-- REQUIRED WORK --
Restate every entry word for word.
— begin —
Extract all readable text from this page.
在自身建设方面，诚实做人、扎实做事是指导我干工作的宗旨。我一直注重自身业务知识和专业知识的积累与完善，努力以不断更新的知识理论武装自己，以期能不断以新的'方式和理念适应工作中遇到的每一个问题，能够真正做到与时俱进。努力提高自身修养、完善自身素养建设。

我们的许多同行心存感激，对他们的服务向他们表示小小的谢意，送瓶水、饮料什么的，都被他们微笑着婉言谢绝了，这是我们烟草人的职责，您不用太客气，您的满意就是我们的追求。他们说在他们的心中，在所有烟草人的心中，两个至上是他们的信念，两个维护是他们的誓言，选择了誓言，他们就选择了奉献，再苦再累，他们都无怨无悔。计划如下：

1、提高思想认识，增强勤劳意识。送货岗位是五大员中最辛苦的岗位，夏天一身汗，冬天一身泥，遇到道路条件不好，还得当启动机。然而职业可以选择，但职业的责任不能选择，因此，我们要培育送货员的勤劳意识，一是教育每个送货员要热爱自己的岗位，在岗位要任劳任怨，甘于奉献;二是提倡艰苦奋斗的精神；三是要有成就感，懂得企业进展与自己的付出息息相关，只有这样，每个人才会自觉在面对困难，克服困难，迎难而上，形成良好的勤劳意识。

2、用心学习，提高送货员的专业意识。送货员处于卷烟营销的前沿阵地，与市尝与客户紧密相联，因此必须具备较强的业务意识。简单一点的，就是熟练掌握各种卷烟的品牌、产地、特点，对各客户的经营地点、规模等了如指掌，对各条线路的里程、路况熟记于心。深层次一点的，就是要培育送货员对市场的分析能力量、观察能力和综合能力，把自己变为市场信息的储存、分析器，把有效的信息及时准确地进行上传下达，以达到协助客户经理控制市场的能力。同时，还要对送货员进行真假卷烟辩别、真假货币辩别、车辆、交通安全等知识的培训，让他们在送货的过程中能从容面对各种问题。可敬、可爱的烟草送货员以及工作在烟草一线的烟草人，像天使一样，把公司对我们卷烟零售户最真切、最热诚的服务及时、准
— end —
-- WRITTEN RESPONSE --
Extract all readable text from this page.
在自身建设方面，诚实做人、扎实做事是指导我干工作的宗旨。我一直注重自身业务知识和专业知识的积累与完善，努力以不断更新的知识理论武装自己，以期能不断以新的'方式和理念适应工作中遇到的每一个问题，能够真正做到与时俱进。努力提高自身修养、完善自身素养建设。

我们的许多同行心存感激，对他们的服务向他们表示小小的谢意，送瓶水、饮料什么的，都被他们微笑着婉言谢绝了，这是我们烟草人的职责，您不用太客气，您的满意就是我们的追求。他们说在他们的心中，在所有烟草人的心中，两个至上是他们的信念，两个维护是他们的誓言，选择了誓言，他们就选择了奉献，再苦再累，他们都无怨无悔。计划如下：

1、提高思想认识，增强勤劳意识。送货岗位是五大员中最辛苦的岗位，夏天一身汗，冬天一身泥，遇到道路条件不好，还得当启动机。然而职业可以选择，但职业的责任不能选择，因此，我们要培育送货员的勤劳意识，一是教育每个送货员要热爱自己的岗位，在岗位要任劳任怨，甘于奉献;二是提倡艰苦奋斗的精神；三是要有成就感，懂得企业进展与自己的付出息息相关，只有这样，每个人才会自觉在面对困难，克服困难，迎难而上，形成良好的勤劳意识。

2、用心学习，提高送货员的专业意识。送货员处于卷烟营销的前沿阵地，与市尝与客户紧密相联，因此必须具备较强的业务意识。简单一点的，就是熟练掌握各种卷烟的品牌、产地、特点，对各客户的经营地点、规模等了如指掌，对各条线路的里程、路况熟记于心。深层次一点的，就是要培育送货员对市场的分析能力量、观察能力和综合能力，把自己变为市场信息的储存、分析器，把有效的信息及时准确地进行上传下达，以达到协助客户经理控制市场的能力。同时，还要对送货员进行真假卷烟辩别、真假货币辩别、车辆、交通安全等知识的培训，让他们在送货的过程中能从容面对各种问题。可敬、可爱的烟草送货员以及工作在烟草一线的烟草人，像天使一样，把公司对我们卷烟零售户最真切、最热诚的服务及时、准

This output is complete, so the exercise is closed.